GIVEN TASK: Write out all of the lines below, exactly and completely.

PROVIDED RECORDS:
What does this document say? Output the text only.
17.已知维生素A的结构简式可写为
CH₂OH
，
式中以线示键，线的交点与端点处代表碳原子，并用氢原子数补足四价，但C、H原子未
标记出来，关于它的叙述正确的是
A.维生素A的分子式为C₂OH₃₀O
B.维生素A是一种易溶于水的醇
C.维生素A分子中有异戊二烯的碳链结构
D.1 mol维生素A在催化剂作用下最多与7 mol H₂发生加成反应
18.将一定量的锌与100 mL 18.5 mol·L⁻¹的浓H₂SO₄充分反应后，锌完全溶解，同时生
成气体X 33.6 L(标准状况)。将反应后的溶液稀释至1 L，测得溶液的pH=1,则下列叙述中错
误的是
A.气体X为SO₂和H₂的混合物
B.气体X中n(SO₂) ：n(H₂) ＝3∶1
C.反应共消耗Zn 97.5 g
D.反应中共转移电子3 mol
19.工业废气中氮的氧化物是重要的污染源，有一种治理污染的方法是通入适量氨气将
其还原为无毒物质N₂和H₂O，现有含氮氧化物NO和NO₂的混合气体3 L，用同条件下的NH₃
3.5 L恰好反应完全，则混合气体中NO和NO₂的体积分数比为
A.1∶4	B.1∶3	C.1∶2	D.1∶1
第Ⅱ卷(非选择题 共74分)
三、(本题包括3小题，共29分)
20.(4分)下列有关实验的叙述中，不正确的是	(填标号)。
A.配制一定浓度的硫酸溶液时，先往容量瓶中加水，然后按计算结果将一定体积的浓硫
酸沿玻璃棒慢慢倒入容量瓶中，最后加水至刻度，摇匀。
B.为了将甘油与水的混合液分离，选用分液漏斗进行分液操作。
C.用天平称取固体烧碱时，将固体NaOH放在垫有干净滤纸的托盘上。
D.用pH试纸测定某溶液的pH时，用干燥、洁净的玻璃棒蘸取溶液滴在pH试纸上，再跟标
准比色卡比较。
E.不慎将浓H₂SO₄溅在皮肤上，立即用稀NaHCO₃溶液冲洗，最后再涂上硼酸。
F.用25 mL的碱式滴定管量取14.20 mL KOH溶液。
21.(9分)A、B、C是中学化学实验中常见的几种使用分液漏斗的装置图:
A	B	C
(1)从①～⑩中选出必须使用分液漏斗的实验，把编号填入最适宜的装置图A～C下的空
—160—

ANSWER TO THIS EXERCISE:
What does this document say? Output the text only.
17.已知维生素A的结构简式可写为
CH₂OH
，
式中以线示键，线的交点与端点处代表碳原子，并用氢原子数补足四价，但C、H原子未
标记出来，关于它的叙述正确的是
A.维生素A的分子式为C₂OH₃₀O
B.维生素A是一种易溶于水的醇
C.维生素A分子中有异戊二烯的碳链结构
D.1 mol维生素A在催化剂作用下最多与7 mol H₂发生加成反应
18.将一定量的锌与100 mL 18.5 mol·L⁻¹的浓H₂SO₄充分反应后，锌完全溶解，同时生
成气体X 33.6 L(标准状况)。将反应后的溶液稀释至1 L，测得溶液的pH=1,则下列叙述中错
误的是
A.气体X为SO₂和H₂的混合物
B.气体X中n(SO₂) ：n(H₂) ＝3∶1
C.反应共消耗Zn 97.5 g
D.反应中共转移电子3 mol
19.工业废气中氮的氧化物是重要的污染源，有一种治理污染的方法是通入适量氨气将
其还原为无毒物质N₂和H₂O，现有含氮氧化物NO和NO₂的混合气体3 L，用同条件下的NH₃
3.5 L恰好反应完全，则混合气体中NO和NO₂的体积分数比为
A.1∶4	B.1∶3	C.1∶2	D.1∶1
第Ⅱ卷(非选择题 共74分)
三、(本题包括3小题，共29分)
20.(4分)下列有关实验的叙述中，不正确的是	(填标号)。
A.配制一定浓度的硫酸溶液时，先往容量瓶中加水，然后按计算结果将一定体积的浓硫
酸沿玻璃棒慢慢倒入容量瓶中，最后加水至刻度，摇匀。
B.为了将甘油与水的混合液分离，选用分液漏斗进行分液操作。
C.用天平称取固体烧碱时，将固体NaOH放在垫有干净滤纸的托盘上。
D.用pH试纸测定某溶液的pH时，用干燥、洁净的玻璃棒蘸取溶液滴在pH试纸上，再跟标
准比色卡比较。
E.不慎将浓H₂SO₄溅在皮肤上，立即用稀NaHCO₃溶液冲洗，最后再涂上硼酸。
F.用25 mL的碱式滴定管量取14.20 mL KOH溶液。
21.(9分)A、B、C是中学化学实验中常见的几种使用分液漏斗的装置图:
A	B	C
(1)从①～⑩中选出必须使用分液漏斗的实验，把编号填入最适宜的装置图A～C下的空
—160—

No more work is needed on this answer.